> [TASK BRIEF]
Copy each line of the records below that mentions the word "personas".

GIVEN DATA: Begin

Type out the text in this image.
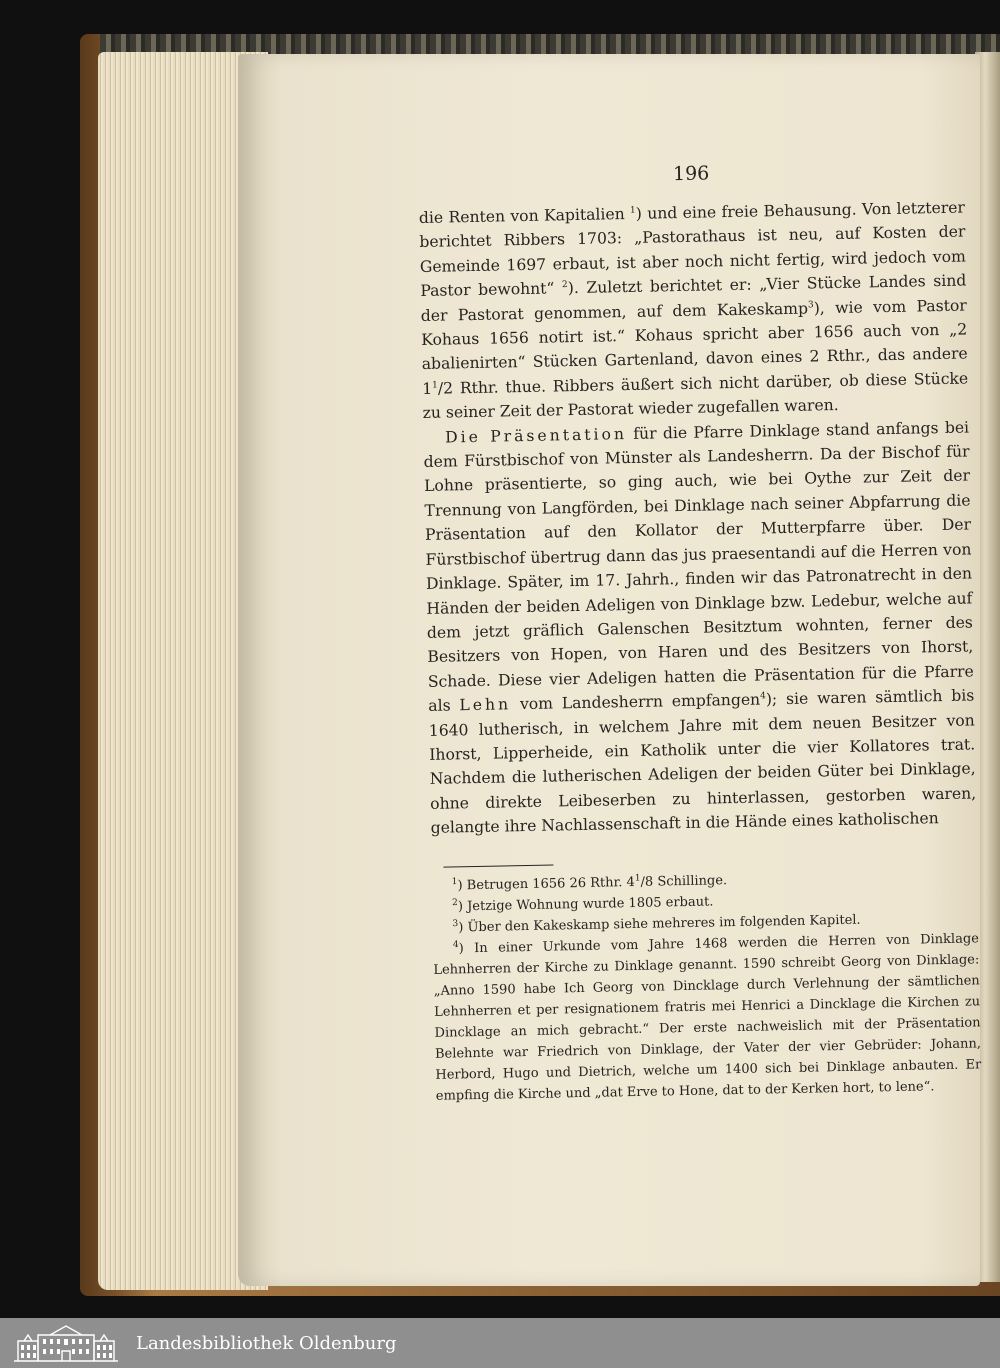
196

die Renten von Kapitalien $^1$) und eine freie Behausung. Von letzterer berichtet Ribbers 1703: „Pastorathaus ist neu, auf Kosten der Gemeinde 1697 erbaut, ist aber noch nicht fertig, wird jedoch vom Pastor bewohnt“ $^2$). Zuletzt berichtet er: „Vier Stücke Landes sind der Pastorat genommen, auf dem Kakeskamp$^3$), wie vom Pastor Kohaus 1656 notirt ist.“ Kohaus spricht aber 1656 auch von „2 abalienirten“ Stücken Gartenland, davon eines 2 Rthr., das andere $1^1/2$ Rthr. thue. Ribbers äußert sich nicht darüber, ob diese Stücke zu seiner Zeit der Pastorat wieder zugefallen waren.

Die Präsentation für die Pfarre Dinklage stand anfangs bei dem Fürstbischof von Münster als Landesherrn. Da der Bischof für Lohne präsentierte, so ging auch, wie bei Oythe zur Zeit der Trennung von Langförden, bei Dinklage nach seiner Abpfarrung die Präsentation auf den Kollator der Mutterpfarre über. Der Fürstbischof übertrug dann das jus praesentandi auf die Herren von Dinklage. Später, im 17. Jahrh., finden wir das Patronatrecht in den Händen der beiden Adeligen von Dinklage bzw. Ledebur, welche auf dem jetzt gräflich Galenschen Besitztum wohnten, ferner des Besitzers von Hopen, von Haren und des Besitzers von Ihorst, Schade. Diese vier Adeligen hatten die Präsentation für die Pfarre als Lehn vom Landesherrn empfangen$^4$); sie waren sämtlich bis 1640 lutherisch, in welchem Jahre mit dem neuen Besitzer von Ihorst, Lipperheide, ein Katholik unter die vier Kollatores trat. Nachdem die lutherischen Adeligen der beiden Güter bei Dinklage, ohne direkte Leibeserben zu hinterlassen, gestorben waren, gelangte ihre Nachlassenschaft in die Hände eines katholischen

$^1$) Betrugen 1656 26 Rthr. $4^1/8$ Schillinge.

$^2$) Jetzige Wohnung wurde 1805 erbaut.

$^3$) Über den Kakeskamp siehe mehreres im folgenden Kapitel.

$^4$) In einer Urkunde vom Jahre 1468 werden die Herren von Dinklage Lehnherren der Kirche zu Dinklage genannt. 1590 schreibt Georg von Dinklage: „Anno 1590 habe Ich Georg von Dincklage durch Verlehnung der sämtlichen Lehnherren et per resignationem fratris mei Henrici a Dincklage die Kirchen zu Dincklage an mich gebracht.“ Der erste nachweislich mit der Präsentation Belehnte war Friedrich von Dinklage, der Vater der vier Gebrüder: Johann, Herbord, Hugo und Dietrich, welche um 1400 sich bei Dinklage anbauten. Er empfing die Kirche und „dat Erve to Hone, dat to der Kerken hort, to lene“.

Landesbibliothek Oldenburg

GIVEN DATA: End
GIVEN DATA: Begin

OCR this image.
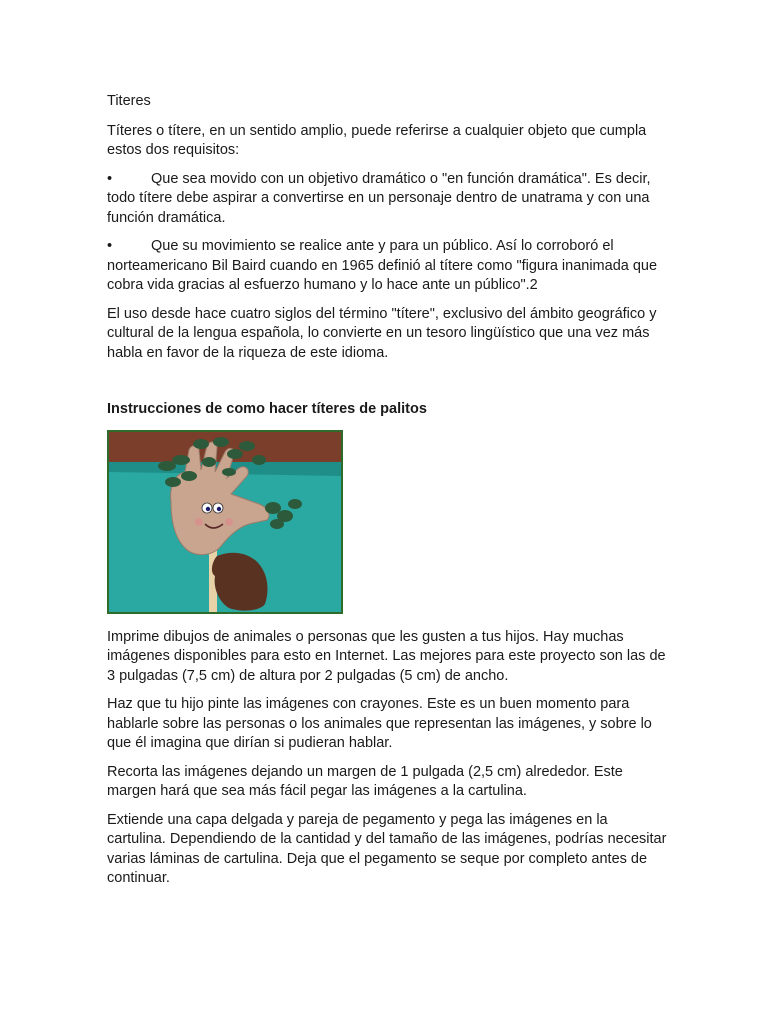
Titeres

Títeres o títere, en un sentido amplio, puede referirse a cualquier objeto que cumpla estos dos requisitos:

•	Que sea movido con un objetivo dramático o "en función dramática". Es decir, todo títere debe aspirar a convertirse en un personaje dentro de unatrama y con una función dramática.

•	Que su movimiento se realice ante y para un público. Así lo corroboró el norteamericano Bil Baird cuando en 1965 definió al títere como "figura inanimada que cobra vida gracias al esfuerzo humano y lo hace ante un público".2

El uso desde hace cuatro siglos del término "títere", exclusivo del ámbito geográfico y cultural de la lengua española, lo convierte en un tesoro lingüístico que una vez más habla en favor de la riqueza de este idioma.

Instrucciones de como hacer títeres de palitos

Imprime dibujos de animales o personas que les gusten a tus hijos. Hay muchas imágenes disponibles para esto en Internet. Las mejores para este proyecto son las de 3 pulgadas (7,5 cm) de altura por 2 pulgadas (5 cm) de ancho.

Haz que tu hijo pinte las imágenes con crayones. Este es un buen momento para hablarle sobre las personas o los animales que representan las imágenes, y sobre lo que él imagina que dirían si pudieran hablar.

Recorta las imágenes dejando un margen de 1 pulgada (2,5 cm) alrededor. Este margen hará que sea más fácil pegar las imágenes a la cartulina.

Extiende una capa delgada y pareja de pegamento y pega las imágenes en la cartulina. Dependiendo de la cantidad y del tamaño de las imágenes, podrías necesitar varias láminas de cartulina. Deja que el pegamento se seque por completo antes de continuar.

GIVEN DATA: End

> [ANSWER BOX]
Imprime dibujos de animales o personas que les gusten a tus hijos. Hay muchas imágenes disponibles para esto en Internet. Las mejores para este proyecto son las de 3 pulgadas (7,5 cm) de altura por 2 pulgadas (5 cm) de ancho.
Haz que tu hijo pinte las imágenes con crayones. Este es un buen momento para hablarle sobre las personas o los animales que representan las imágenes, y sobre lo que él imagina que dirían si pudieran hablar.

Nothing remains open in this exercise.